(Records)

----

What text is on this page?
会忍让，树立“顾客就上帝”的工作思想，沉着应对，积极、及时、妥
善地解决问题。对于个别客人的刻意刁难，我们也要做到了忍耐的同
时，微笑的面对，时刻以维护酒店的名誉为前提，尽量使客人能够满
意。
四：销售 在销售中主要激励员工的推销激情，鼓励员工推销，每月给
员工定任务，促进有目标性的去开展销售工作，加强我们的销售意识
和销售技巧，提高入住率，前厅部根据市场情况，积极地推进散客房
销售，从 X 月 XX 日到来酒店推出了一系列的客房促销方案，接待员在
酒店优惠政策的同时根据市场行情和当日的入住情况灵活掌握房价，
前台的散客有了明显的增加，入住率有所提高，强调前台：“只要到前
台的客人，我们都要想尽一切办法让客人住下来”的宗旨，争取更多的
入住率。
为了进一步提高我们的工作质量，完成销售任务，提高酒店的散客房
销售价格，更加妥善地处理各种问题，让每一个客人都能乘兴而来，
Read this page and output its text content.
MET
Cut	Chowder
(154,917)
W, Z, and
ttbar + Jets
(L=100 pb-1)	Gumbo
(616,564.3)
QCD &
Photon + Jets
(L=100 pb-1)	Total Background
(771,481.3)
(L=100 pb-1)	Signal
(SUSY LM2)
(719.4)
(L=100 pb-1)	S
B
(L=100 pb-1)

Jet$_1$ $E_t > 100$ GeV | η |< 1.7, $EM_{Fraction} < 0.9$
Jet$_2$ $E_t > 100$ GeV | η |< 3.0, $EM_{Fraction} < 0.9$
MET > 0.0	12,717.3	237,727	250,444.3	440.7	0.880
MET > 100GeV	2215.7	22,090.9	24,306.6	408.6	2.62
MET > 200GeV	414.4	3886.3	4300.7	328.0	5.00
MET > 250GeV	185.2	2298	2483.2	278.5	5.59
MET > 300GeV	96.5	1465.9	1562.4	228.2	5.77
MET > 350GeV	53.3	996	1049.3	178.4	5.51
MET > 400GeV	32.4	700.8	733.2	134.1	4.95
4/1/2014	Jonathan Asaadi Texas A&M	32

----

Task directions
Restate the listing in full, word for word.

Problem solution
What text is on this page?
会忍让，树立“顾客就上帝”的工作思想，沉着应对，积极、及时、妥
善地解决问题。对于个别客人的刻意刁难，我们也要做到了忍耐的同
时，微笑的面对，时刻以维护酒店的名誉为前提，尽量使客人能够满
意。
四：销售 在销售中主要激励员工的推销激情，鼓励员工推销，每月给
员工定任务，促进有目标性的去开展销售工作，加强我们的销售意识
和销售技巧，提高入住率，前厅部根据市场情况，积极地推进散客房
销售，从 X 月 XX 日到来酒店推出了一系列的客房促销方案，接待员在
酒店优惠政策的同时根据市场行情和当日的入住情况灵活掌握房价，
前台的散客有了明显的增加，入住率有所提高，强调前台：“只要到前
台的客人，我们都要想尽一切办法让客人住下来”的宗旨，争取更多的
入住率。
为了进一步提高我们的工作质量，完成销售任务，提高酒店的散客房
销售价格，更加妥善地处理各种问题，让每一个客人都能乘兴而来，
Read this page and output its text content.
MET
Cut	Chowder
(154,917)
W, Z, and
ttbar + Jets
(L=100 pb-1)	Gumbo
(616,564.3)
QCD &
Photon + Jets
(L=100 pb-1)	Total Background
(771,481.3)
(L=100 pb-1)	Signal
(SUSY LM2)
(719.4)
(L=100 pb-1)	S
B
(L=100 pb-1)

Jet$_1$ $E_t > 100$ GeV | η |< 1.7, $EM_{Fraction} < 0.9$
Jet$_2$ $E_t > 100$ GeV | η |< 3.0, $EM_{Fraction} < 0.9$
MET > 0.0	12,717.3	237,727	250,444.3	440.7	0.880
MET > 100GeV	2215.7	22,090.9	24,306.6	408.6	2.62
MET > 200GeV	414.4	3886.3	4300.7	328.0	5.00
MET > 250GeV	185.2	2298	2483.2	278.5	5.59
MET > 300GeV	96.5	1465.9	1562.4	228.2	5.77
MET > 350GeV	53.3	996	1049.3	178.4	5.51
MET > 400GeV	32.4	700.8	733.2	134.1	4.95
4/1/2014	Jonathan Asaadi Texas A&M	32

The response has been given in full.